What is expected: Output the material exactly, but drop every image it holds.

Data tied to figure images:
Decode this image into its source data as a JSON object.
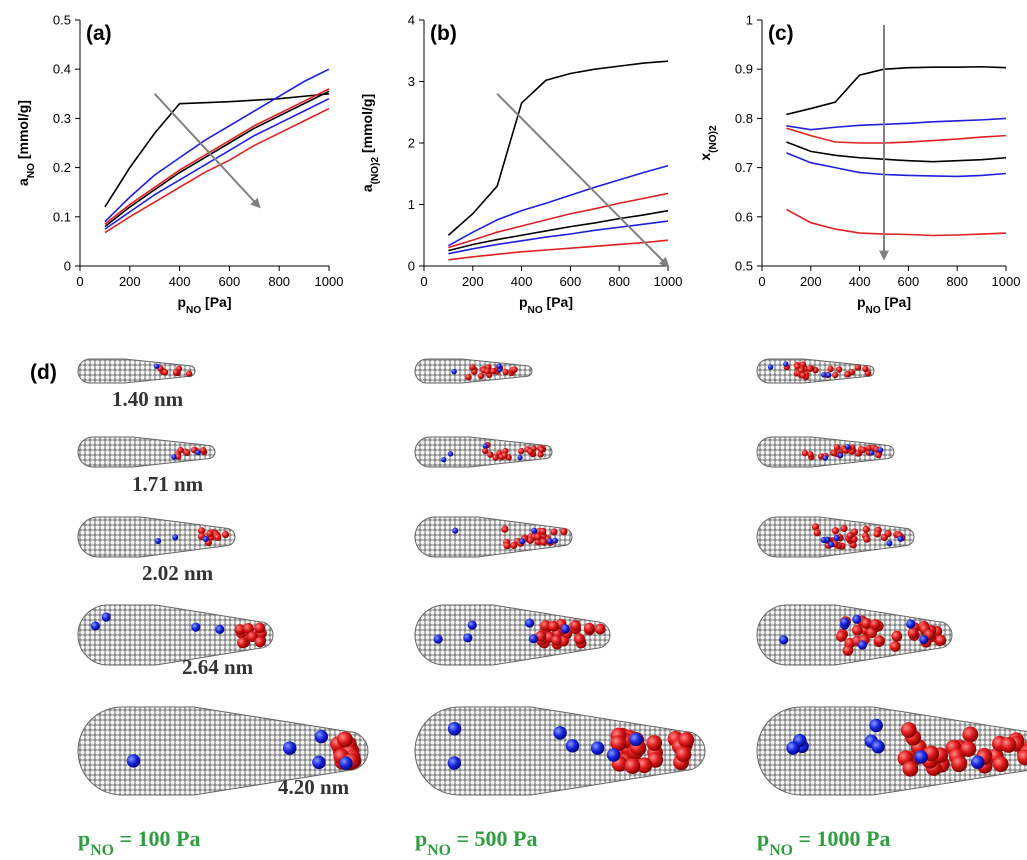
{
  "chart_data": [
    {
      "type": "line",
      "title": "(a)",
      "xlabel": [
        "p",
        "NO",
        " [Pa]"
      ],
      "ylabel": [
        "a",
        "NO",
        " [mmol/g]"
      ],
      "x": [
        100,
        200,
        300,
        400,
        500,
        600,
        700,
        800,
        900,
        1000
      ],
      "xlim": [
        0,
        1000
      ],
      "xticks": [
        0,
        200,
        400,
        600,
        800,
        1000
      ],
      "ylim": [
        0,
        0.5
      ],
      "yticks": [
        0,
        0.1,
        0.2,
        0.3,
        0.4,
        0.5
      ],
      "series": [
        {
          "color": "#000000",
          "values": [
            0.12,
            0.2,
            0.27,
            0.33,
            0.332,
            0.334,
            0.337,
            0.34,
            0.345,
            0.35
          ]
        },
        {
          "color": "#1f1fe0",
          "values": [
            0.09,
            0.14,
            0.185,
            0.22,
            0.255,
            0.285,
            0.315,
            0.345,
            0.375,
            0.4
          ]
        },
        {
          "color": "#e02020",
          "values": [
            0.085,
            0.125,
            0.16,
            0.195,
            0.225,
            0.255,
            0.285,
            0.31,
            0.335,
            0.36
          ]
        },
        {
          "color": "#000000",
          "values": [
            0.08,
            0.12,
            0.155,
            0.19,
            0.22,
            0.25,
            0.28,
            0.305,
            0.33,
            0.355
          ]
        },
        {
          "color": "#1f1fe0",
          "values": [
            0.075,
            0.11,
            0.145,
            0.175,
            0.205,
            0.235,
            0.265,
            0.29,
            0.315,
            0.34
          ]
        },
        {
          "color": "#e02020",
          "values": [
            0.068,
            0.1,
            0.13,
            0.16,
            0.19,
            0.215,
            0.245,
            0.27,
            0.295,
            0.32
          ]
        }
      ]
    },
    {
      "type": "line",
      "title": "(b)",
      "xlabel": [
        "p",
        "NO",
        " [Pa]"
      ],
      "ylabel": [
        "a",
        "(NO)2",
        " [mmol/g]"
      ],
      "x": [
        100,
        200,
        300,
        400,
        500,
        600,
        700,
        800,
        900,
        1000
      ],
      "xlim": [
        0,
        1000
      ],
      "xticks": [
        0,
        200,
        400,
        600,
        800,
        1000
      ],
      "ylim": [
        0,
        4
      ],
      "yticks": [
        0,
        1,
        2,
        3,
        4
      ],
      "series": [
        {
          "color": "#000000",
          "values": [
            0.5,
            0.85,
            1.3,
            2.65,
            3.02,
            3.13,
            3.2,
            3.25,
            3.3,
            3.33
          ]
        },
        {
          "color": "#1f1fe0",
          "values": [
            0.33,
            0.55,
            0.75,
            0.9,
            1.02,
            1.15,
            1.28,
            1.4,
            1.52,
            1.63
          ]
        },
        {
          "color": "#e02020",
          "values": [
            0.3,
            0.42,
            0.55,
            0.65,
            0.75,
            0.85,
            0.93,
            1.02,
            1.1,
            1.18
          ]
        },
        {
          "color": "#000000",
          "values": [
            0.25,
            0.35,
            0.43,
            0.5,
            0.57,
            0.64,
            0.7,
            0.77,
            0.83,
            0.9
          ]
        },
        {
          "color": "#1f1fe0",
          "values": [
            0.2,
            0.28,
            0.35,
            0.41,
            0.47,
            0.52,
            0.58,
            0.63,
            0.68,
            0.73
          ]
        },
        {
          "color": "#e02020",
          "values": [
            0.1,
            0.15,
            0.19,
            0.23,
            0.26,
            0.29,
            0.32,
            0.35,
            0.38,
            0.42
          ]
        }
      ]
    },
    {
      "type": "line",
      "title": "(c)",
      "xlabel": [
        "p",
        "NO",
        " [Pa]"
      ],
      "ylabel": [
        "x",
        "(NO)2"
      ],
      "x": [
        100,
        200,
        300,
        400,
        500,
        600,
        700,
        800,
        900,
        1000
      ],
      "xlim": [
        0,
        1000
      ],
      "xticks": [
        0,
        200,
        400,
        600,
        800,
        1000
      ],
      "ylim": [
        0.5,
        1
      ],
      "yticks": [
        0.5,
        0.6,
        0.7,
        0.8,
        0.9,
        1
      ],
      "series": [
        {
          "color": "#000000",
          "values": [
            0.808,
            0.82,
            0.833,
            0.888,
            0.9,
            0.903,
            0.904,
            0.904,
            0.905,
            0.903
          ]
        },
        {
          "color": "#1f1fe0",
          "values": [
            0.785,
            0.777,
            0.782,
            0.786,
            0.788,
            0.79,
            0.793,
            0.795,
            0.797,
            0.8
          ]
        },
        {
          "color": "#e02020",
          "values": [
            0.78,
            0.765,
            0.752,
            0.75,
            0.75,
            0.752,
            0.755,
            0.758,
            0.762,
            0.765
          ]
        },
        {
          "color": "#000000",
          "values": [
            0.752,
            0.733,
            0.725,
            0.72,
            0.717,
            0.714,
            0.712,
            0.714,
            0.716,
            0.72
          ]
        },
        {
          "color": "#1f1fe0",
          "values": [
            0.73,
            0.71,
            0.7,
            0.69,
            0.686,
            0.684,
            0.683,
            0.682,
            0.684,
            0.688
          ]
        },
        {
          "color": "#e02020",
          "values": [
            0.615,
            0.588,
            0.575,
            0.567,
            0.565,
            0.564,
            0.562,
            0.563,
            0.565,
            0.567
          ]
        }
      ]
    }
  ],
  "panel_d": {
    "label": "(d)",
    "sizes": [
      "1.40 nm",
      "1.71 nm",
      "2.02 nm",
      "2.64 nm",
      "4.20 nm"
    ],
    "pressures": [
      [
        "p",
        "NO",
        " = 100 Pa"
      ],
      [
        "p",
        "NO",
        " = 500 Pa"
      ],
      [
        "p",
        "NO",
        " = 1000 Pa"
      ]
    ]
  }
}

Response to this exercise:
Decode this image into its source data as a JSON object.
{
  "chart_data": [
    {
      "type": "line",
      "title": "(a)",
      "xlabel": [
        "p",
        "NO",
        " [Pa]"
      ],
      "ylabel": [
        "a",
        "NO",
        " [mmol/g]"
      ],
      "x": [
        100,
        200,
        300,
        400,
        500,
        600,
        700,
        800,
        900,
        1000
      ],
      "xlim": [
        0,
        1000
      ],
      "xticks": [
        0,
        200,
        400,
        600,
        800,
        1000
      ],
      "ylim": [
        0,
        0.5
      ],
      "yticks": [
        0,
        0.1,
        0.2,
        0.3,
        0.4,
        0.5
      ],
      "series": [
        {
          "color": "#000000",
          "values": [
            0.12,
            0.2,
            0.27,
            0.33,
            0.332,
            0.334,
            0.337,
            0.34,
            0.345,
            0.35
          ]
        },
        {
          "color": "#1f1fe0",
          "values": [
            0.09,
            0.14,
            0.185,
            0.22,
            0.255,
            0.285,
            0.315,
            0.345,
            0.375,
            0.4
          ]
        },
        {
          "color": "#e02020",
          "values": [
            0.085,
            0.125,
            0.16,
            0.195,
            0.225,
            0.255,
            0.285,
            0.31,
            0.335,
            0.36
          ]
        },
        {
          "color": "#000000",
          "values": [
            0.08,
            0.12,
            0.155,
            0.19,
            0.22,
            0.25,
            0.28,
            0.305,
            0.33,
            0.355
          ]
        },
        {
          "color": "#1f1fe0",
          "values": [
            0.075,
            0.11,
            0.145,
            0.175,
            0.205,
            0.235,
            0.265,
            0.29,
            0.315,
            0.34
          ]
        },
        {
          "color": "#e02020",
          "values": [
            0.068,
            0.1,
            0.13,
            0.16,
            0.19,
            0.215,
            0.245,
            0.27,
            0.295,
            0.32
          ]
        }
      ]
    },
    {
      "type": "line",
      "title": "(b)",
      "xlabel": [
        "p",
        "NO",
        " [Pa]"
      ],
      "ylabel": [
        "a",
        "(NO)2",
        " [mmol/g]"
      ],
      "x": [
        100,
        200,
        300,
        400,
        500,
        600,
        700,
        800,
        900,
        1000
      ],
      "xlim": [
        0,
        1000
      ],
      "xticks": [
        0,
        200,
        400,
        600,
        800,
        1000
      ],
      "ylim": [
        0,
        4
      ],
      "yticks": [
        0,
        1,
        2,
        3,
        4
      ],
      "series": [
        {
          "color": "#000000",
          "values": [
            0.5,
            0.85,
            1.3,
            2.65,
            3.02,
            3.13,
            3.2,
            3.25,
            3.3,
            3.33
          ]
        },
        {
          "color": "#1f1fe0",
          "values": [
            0.33,
            0.55,
            0.75,
            0.9,
            1.02,
            1.15,
            1.28,
            1.4,
            1.52,
            1.63
          ]
        },
        {
          "color": "#e02020",
          "values": [
            0.3,
            0.42,
            0.55,
            0.65,
            0.75,
            0.85,
            0.93,
            1.02,
            1.1,
            1.18
          ]
        },
        {
          "color": "#000000",
          "values": [
            0.25,
            0.35,
            0.43,
            0.5,
            0.57,
            0.64,
            0.7,
            0.77,
            0.83,
            0.9
          ]
        },
        {
          "color": "#1f1fe0",
          "values": [
            0.2,
            0.28,
            0.35,
            0.41,
            0.47,
            0.52,
            0.58,
            0.63,
            0.68,
            0.73
          ]
        },
        {
          "color": "#e02020",
          "values": [
            0.1,
            0.15,
            0.19,
            0.23,
            0.26,
            0.29,
            0.32,
            0.35,
            0.38,
            0.42
          ]
        }
      ]
    },
    {
      "type": "line",
      "title": "(c)",
      "xlabel": [
        "p",
        "NO",
        " [Pa]"
      ],
      "ylabel": [
        "x",
        "(NO)2"
      ],
      "x": [
        100,
        200,
        300,
        400,
        500,
        600,
        700,
        800,
        900,
        1000
      ],
      "xlim": [
        0,
        1000
      ],
      "xticks": [
        0,
        200,
        400,
        600,
        800,
        1000
      ],
      "ylim": [
        0.5,
        1
      ],
      "yticks": [
        0.5,
        0.6,
        0.7,
        0.8,
        0.9,
        1
      ],
      "series": [
        {
          "color": "#000000",
          "values": [
            0.808,
            0.82,
            0.833,
            0.888,
            0.9,
            0.903,
            0.904,
            0.904,
            0.905,
            0.903
          ]
        },
        {
          "color": "#1f1fe0",
          "values": [
            0.785,
            0.777,
            0.782,
            0.786,
            0.788,
            0.79,
            0.793,
            0.795,
            0.797,
            0.8
          ]
        },
        {
          "color": "#e02020",
          "values": [
            0.78,
            0.765,
            0.752,
            0.75,
            0.75,
            0.752,
            0.755,
            0.758,
            0.762,
            0.765
          ]
        },
        {
          "color": "#000000",
          "values": [
            0.752,
            0.733,
            0.725,
            0.72,
            0.717,
            0.714,
            0.712,
            0.714,
            0.716,
            0.72
          ]
        },
        {
          "color": "#1f1fe0",
          "values": [
            0.73,
            0.71,
            0.7,
            0.69,
            0.686,
            0.684,
            0.683,
            0.682,
            0.684,
            0.688
          ]
        },
        {
          "color": "#e02020",
          "values": [
            0.615,
            0.588,
            0.575,
            0.567,
            0.565,
            0.564,
            0.562,
            0.563,
            0.565,
            0.567
          ]
        }
      ]
    }
  ],
  "panel_d": {
    "label": "(d)",
    "sizes": [
      "1.40 nm",
      "1.71 nm",
      "2.02 nm",
      "2.64 nm",
      "4.20 nm"
    ],
    "pressures": [
      [
        "p",
        "NO",
        " = 100 Pa"
      ],
      [
        "p",
        "NO",
        " = 500 Pa"
      ],
      [
        "p",
        "NO",
        " = 1000 Pa"
      ]
    ]
  }
}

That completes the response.